_WHAT THE TASK REQUIRES_: Pull every line containing "value" from the entries.

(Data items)
___

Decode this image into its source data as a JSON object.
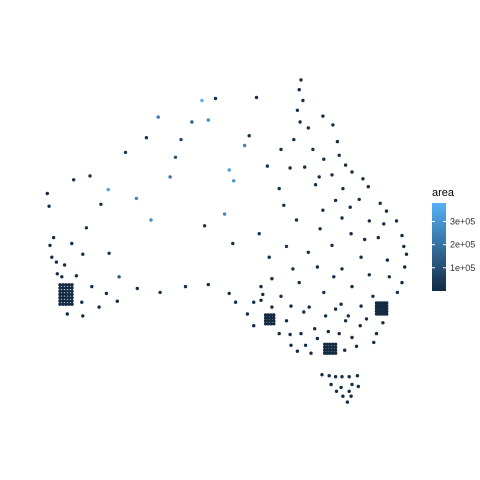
{
  "chart_data": {
    "type": "scatter",
    "title": "",
    "xlabel": "",
    "ylabel": "",
    "legend": {
      "title": "area",
      "placement": "right",
      "range": [
        0,
        380000
      ],
      "ticks": [
        {
          "value": 100000,
          "label": "1e+05"
        },
        {
          "value": 200000,
          "label": "2e+05"
        },
        {
          "value": 300000,
          "label": "3e+05"
        }
      ],
      "color_low": "#132B43",
      "color_high": "#56B1F7"
    },
    "grid": false,
    "axes_visible": false,
    "xlim": [
      112,
      154
    ],
    "ylim": [
      -44,
      -10
    ],
    "point_color": "#132B43",
    "clusters": [
      {
        "lon": [
          115.3,
          116.8
        ],
        "lat": [
          -33.4,
          -31.4
        ],
        "step": 0.33
      },
      {
        "lon": [
          150.1,
          151.4
        ],
        "lat": [
          -34.4,
          -33.1
        ],
        "step": 0.28
      },
      {
        "lon": [
          144.4,
          145.8
        ],
        "lat": [
          -38.4,
          -37.3
        ],
        "step": 0.3
      },
      {
        "lon": [
          137.9,
          139.0
        ],
        "lat": [
          -35.4,
          -34.3
        ],
        "step": 0.3
      }
    ],
    "points": [
      [
        141.8,
        -10.5,
        8000
      ],
      [
        141.6,
        -11.5,
        9000
      ],
      [
        142.0,
        -12.6,
        12000
      ],
      [
        141.4,
        -13.6,
        15000
      ],
      [
        141.7,
        -14.8,
        11000
      ],
      [
        142.6,
        -15.4,
        9000
      ],
      [
        144.2,
        -14.2,
        10000
      ],
      [
        145.3,
        -15.1,
        8000
      ],
      [
        145.8,
        -16.8,
        7000
      ],
      [
        146.0,
        -18.2,
        9000
      ],
      [
        146.7,
        -19.2,
        6000
      ],
      [
        147.4,
        -19.9,
        11000
      ],
      [
        148.6,
        -20.6,
        8000
      ],
      [
        149.2,
        -21.4,
        10000
      ],
      [
        150.5,
        -23.1,
        7000
      ],
      [
        151.2,
        -23.9,
        9000
      ],
      [
        152.3,
        -24.9,
        6000
      ],
      [
        152.9,
        -26.4,
        5000
      ],
      [
        153.1,
        -27.5,
        4000
      ],
      [
        153.4,
        -28.3,
        5000
      ],
      [
        153.2,
        -29.6,
        6000
      ],
      [
        152.9,
        -31.2,
        5000
      ],
      [
        152.4,
        -32.2,
        6000
      ],
      [
        150.8,
        -35.3,
        7000
      ],
      [
        150.1,
        -36.4,
        8000
      ],
      [
        149.8,
        -37.3,
        9000
      ],
      [
        143.1,
        -17.6,
        14000
      ],
      [
        144.3,
        -18.6,
        12000
      ],
      [
        145.2,
        -20.2,
        10000
      ],
      [
        143.4,
        -21.2,
        16000
      ],
      [
        146.4,
        -21.6,
        13000
      ],
      [
        148.2,
        -22.7,
        11000
      ],
      [
        144.2,
        -23.8,
        18000
      ],
      [
        146.3,
        -24.6,
        15000
      ],
      [
        149.3,
        -24.9,
        9000
      ],
      [
        147.3,
        -26.2,
        12000
      ],
      [
        150.3,
        -26.6,
        8000
      ],
      [
        145.2,
        -27.4,
        16000
      ],
      [
        148.4,
        -28.6,
        11000
      ],
      [
        151.3,
        -28.9,
        7000
      ],
      [
        146.3,
        -29.8,
        14000
      ],
      [
        149.3,
        -30.4,
        10000
      ],
      [
        151.5,
        -30.6,
        6000
      ],
      [
        147.4,
        -31.6,
        12000
      ],
      [
        144.3,
        -32.2,
        18000
      ],
      [
        149.7,
        -32.6,
        8000
      ],
      [
        146.2,
        -33.4,
        9000
      ],
      [
        148.4,
        -33.6,
        7000
      ],
      [
        142.1,
        -34.2,
        15000
      ],
      [
        144.5,
        -34.6,
        10000
      ],
      [
        146.7,
        -35.1,
        8000
      ],
      [
        148.3,
        -35.6,
        6000
      ],
      [
        143.3,
        -35.9,
        9000
      ],
      [
        141.8,
        -36.4,
        10000
      ],
      [
        147.4,
        -36.8,
        7000
      ],
      [
        142.3,
        -37.6,
        8000
      ],
      [
        146.6,
        -38.1,
        6000
      ],
      [
        142.9,
        -38.4,
        7000
      ],
      [
        141.4,
        -38.2,
        6000
      ],
      [
        147.9,
        -37.7,
        5000
      ],
      [
        139.6,
        -32.6,
        14000
      ],
      [
        140.7,
        -33.6,
        11000
      ],
      [
        139.4,
        -36.4,
        9000
      ],
      [
        140.7,
        -37.6,
        8000
      ],
      [
        136.6,
        -33.2,
        12000
      ],
      [
        135.9,
        -34.4,
        10000
      ],
      [
        137.4,
        -33.0,
        9000
      ],
      [
        133.9,
        -32.3,
        16000
      ],
      [
        134.6,
        -33.2,
        12000
      ],
      [
        131.6,
        -31.4,
        15000
      ],
      [
        129.1,
        -31.6,
        14000
      ],
      [
        128.0,
        -18.4,
        120000
      ],
      [
        130.9,
        -12.6,
        380000
      ],
      [
        131.6,
        -14.6,
        280000
      ],
      [
        132.4,
        -12.4,
        20000
      ],
      [
        133.9,
        -19.7,
        330000
      ],
      [
        135.6,
        -17.2,
        240000
      ],
      [
        134.4,
        -20.8,
        300000
      ],
      [
        133.4,
        -24.2,
        260000
      ],
      [
        131.2,
        -25.4,
        22000
      ],
      [
        134.3,
        -27.2,
        18000
      ],
      [
        137.2,
        -26.2,
        24000
      ],
      [
        136.1,
        -16.2,
        14000
      ],
      [
        136.9,
        -12.3,
        10000
      ],
      [
        129.8,
        -14.8,
        150000
      ],
      [
        126.1,
        -14.3,
        230000
      ],
      [
        128.6,
        -16.6,
        100000
      ],
      [
        124.8,
        -16.4,
        30000
      ],
      [
        127.4,
        -20.4,
        200000
      ],
      [
        122.5,
        -17.9,
        40000
      ],
      [
        120.6,
        -21.7,
        340000
      ],
      [
        118.6,
        -20.3,
        20000
      ],
      [
        116.8,
        -20.7,
        15000
      ],
      [
        113.9,
        -22.1,
        12000
      ],
      [
        114.1,
        -23.4,
        14000
      ],
      [
        123.7,
        -22.6,
        260000
      ],
      [
        125.3,
        -24.8,
        280000
      ],
      [
        119.8,
        -23.2,
        22000
      ],
      [
        118.2,
        -25.6,
        20000
      ],
      [
        114.6,
        -26.6,
        12000
      ],
      [
        114.4,
        -28.6,
        11000
      ],
      [
        115.0,
        -30.3,
        9000
      ],
      [
        121.8,
        -30.6,
        120000
      ],
      [
        123.8,
        -31.8,
        24000
      ],
      [
        126.3,
        -32.2,
        18000
      ],
      [
        120.7,
        -28.2,
        30000
      ],
      [
        116.6,
        -27.2,
        16000
      ],
      [
        117.8,
        -28.3,
        20000
      ],
      [
        118.8,
        -31.6,
        14000
      ],
      [
        121.6,
        -33.1,
        9000
      ],
      [
        119.6,
        -33.7,
        10000
      ],
      [
        117.8,
        -34.6,
        8000
      ],
      [
        116.1,
        -34.4,
        9000
      ],
      [
        117.7,
        -33.2,
        11000
      ],
      [
        120.4,
        -32.3,
        12000
      ],
      [
        114.9,
        -29.1,
        10000
      ],
      [
        115.8,
        -29.4,
        9000
      ],
      [
        117.1,
        -30.5,
        11000
      ],
      [
        115.5,
        -30.6,
        9000
      ],
      [
        114.2,
        -27.4,
        10000
      ],
      [
        138.1,
        -19.3,
        16000
      ],
      [
        140.6,
        -19.5,
        12000
      ],
      [
        139.4,
        -21.6,
        14000
      ],
      [
        139.9,
        -23.3,
        18000
      ],
      [
        141.3,
        -24.8,
        15000
      ],
      [
        140.2,
        -27.5,
        20000
      ],
      [
        138.3,
        -28.6,
        16000
      ],
      [
        140.9,
        -29.8,
        12000
      ],
      [
        138.6,
        -30.8,
        14000
      ],
      [
        141.6,
        -31.2,
        11000
      ],
      [
        137.4,
        -31.6,
        9000
      ],
      [
        143.9,
        -25.7,
        13000
      ],
      [
        142.6,
        -28.1,
        12000
      ],
      [
        141.0,
        -16.6,
        10000
      ],
      [
        139.6,
        -17.6,
        9000
      ],
      [
        142.2,
        -19.4,
        12000
      ],
      [
        143.8,
        -20.4,
        11000
      ],
      [
        145.6,
        -22.8,
        9000
      ],
      [
        147.2,
        -23.5,
        8000
      ],
      [
        148.8,
        -26.8,
        7000
      ],
      [
        150.9,
        -25.2,
        6000
      ],
      [
        143.6,
        -29.6,
        10000
      ],
      [
        145.4,
        -30.6,
        9000
      ],
      [
        147.0,
        -34.6,
        7000
      ],
      [
        149.0,
        -34.9,
        6000
      ],
      [
        142.7,
        -33.7,
        8000
      ],
      [
        146.0,
        -36.4,
        7000
      ],
      [
        144.8,
        -36.2,
        6000
      ],
      [
        143.6,
        -36.9,
        7000
      ],
      [
        145.6,
        -33.9,
        8000
      ],
      [
        138.6,
        -33.7,
        7000
      ],
      [
        137.6,
        -32.4,
        8000
      ],
      [
        136.6,
        -35.6,
        6000
      ],
      [
        140.2,
        -35.1,
        7000
      ],
      [
        140.6,
        -36.5,
        6000
      ],
      [
        144.1,
        -40.6,
        9000
      ],
      [
        144.9,
        -40.7,
        8000
      ],
      [
        145.6,
        -40.8,
        7000
      ],
      [
        146.3,
        -40.8,
        7000
      ],
      [
        147.1,
        -40.8,
        6000
      ],
      [
        148.0,
        -40.7,
        7000
      ],
      [
        145.1,
        -41.6,
        8000
      ],
      [
        146.2,
        -41.9,
        7000
      ],
      [
        147.4,
        -41.6,
        6000
      ],
      [
        148.1,
        -41.8,
        5000
      ],
      [
        146.4,
        -42.8,
        7000
      ],
      [
        147.3,
        -42.8,
        6000
      ],
      [
        146.9,
        -43.4,
        5000
      ],
      [
        145.7,
        -42.3,
        6000
      ],
      [
        147.1,
        -42.3,
        5000
      ]
    ]
  }
}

___

_FINISHED EXERCISE_:
          "value": 100000,
          "value": 200000,
          "value": 300000,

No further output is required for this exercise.